** start of Data in this exercise **

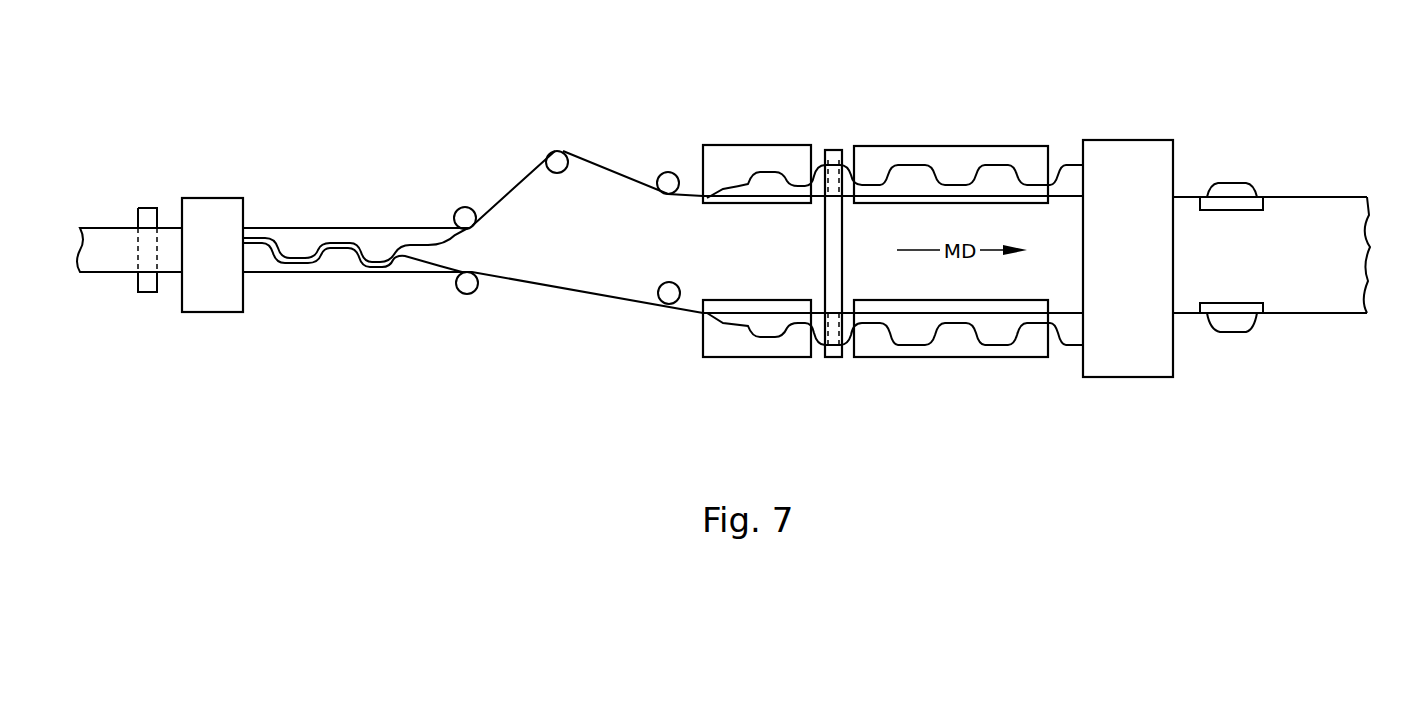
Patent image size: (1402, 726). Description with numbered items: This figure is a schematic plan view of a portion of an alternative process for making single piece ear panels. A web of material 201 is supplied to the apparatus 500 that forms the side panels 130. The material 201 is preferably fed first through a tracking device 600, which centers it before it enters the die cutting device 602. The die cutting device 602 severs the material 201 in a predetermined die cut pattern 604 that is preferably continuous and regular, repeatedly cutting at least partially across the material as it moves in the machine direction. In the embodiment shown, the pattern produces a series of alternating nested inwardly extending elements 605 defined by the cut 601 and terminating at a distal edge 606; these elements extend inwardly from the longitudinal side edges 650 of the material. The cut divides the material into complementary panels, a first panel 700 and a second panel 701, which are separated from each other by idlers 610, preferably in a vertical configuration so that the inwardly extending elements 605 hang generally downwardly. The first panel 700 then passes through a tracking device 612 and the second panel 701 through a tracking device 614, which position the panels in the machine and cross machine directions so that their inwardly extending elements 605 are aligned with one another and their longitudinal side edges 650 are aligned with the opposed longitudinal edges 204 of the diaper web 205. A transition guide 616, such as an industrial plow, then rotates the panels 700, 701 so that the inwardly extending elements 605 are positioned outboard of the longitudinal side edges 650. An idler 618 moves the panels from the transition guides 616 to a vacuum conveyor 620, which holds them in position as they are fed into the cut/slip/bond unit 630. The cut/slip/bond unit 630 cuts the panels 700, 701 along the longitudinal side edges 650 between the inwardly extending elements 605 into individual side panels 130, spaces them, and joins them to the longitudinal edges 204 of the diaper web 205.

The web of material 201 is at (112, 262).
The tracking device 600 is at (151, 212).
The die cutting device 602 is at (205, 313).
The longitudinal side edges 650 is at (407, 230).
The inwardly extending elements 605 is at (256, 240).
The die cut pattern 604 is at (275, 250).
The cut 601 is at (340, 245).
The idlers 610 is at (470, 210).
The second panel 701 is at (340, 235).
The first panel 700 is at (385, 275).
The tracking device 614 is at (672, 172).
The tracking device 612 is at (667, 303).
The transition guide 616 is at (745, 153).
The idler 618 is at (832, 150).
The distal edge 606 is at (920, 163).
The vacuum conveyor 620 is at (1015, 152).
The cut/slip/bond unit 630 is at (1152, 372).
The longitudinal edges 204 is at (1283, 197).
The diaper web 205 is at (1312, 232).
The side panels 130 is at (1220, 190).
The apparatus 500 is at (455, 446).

** end of Data in this exercise **
** start of Data in this exercise **

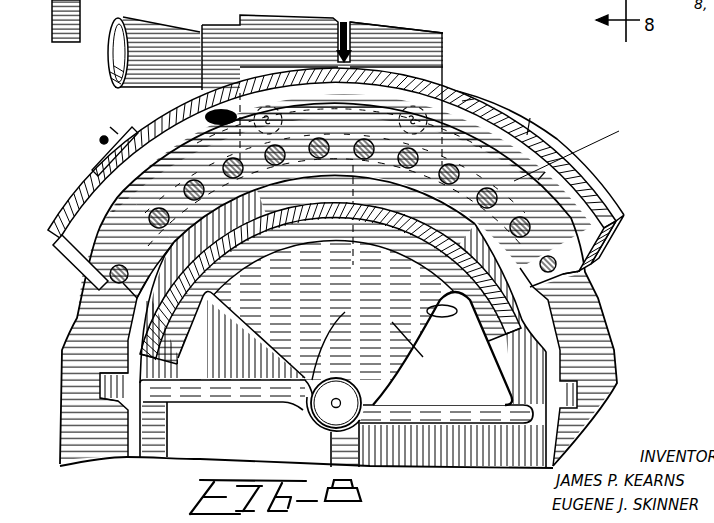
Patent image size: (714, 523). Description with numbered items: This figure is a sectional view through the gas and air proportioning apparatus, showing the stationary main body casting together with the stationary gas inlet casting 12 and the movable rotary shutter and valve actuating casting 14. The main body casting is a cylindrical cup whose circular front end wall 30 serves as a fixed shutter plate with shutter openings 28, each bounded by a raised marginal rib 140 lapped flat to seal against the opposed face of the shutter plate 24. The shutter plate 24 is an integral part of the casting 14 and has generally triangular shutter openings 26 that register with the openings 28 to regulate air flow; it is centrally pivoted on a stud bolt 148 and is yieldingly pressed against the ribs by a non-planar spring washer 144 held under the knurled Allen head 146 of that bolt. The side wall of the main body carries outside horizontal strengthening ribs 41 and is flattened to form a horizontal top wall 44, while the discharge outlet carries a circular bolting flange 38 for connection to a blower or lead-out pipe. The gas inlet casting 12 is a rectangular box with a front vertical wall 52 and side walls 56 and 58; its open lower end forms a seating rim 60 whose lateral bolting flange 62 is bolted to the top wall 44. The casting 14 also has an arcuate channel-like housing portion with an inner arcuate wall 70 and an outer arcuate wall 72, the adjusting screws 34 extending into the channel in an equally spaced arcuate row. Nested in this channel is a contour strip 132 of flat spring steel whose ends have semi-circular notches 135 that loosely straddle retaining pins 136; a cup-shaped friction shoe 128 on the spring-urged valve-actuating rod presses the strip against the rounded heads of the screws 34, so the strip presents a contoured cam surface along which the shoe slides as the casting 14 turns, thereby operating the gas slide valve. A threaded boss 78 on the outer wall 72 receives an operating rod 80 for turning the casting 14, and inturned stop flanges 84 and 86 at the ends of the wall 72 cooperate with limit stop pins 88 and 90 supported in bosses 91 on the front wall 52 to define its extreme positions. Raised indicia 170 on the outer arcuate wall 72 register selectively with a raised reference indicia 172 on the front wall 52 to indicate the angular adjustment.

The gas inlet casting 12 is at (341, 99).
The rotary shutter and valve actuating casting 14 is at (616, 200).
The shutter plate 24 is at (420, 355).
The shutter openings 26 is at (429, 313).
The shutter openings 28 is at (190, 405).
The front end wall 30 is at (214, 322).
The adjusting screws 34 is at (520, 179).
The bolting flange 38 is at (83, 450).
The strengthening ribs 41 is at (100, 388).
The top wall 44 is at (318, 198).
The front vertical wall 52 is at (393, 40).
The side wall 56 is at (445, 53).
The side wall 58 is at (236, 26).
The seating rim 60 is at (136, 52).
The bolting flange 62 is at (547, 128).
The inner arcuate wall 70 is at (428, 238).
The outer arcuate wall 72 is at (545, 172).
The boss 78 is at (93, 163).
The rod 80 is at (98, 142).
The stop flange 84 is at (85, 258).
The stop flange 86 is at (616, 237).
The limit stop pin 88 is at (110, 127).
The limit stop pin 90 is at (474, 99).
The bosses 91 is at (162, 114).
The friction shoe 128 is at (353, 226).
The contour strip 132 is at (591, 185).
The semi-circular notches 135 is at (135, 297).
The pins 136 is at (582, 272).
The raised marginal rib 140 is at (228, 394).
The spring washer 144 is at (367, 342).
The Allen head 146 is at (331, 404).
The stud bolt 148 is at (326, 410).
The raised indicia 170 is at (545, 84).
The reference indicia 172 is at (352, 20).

** end of Data in this exercise **

Please copy out the lines of the listing verbatim, starting at the line that contains "Patent image size: (1402, 726)." and ending at the line that contains "The die cutting device 602 is at (205, 313).", with both of those lines included.

* Task result *
Patent image size: (1402, 726). Description with numbered items: This figure is a schematic plan view of a portion of an alternative process for making single piece ear panels. A web of material 201 is supplied to the apparatus 500 that forms the side panels 130. The material 201 is preferably fed first through a tracking device 600, which centers it before it enters the die cutting device 602. The die cutting device 602 severs the material 201 in a predetermined die cut pattern 604 that is preferably continuous and regular, repeatedly cutting at least partially across the material as it moves in the machine direction. In the embodiment shown, the pattern produces a series of alternating nested inwardly extending elements 605 defined by the cut 601 and terminating at a distal edge 606; these elements extend inwardly from the longitudinal side edges 650 of the material. The cut divides the material into complementary panels, a first panel 700 and a second panel 701, which are separated from each other by idlers 610, preferably in a vertical configuration so that the inwardly extending elements 605 hang generally downwardly. The first panel 700 then passes through a tracking device 612 and the second panel 701 through a tracking device 614, which position the panels in the machine and cross machine directions so that their inwardly extending elements 605 are aligned with one another and their longitudinal side edges 650 are aligned with the opposed longitudinal edges 204 of the diaper web 205. A transition guide 616, such as an industrial plow, then rotates the panels 700, 701 so that the inwardly extending elements 605 are positioned outboard of the longitudinal side edges 650. An idler 618 moves the panels from the transition guides 616 to a vacuum conveyor 620, which holds them in position as they are fed into the cut/slip/bond unit 630. The cut/slip/bond unit 630 cuts the panels 700, 701 along the longitudinal side edges 650 between the inwardly extending elements 605 into individual side panels 130, spaces them, and joins them to the longitudinal edges 204 of the diaper web 205.

The web of material 201 is at (112, 262).
The tracking device 600 is at (151, 212).
The die cutting device 602 is at (205, 313).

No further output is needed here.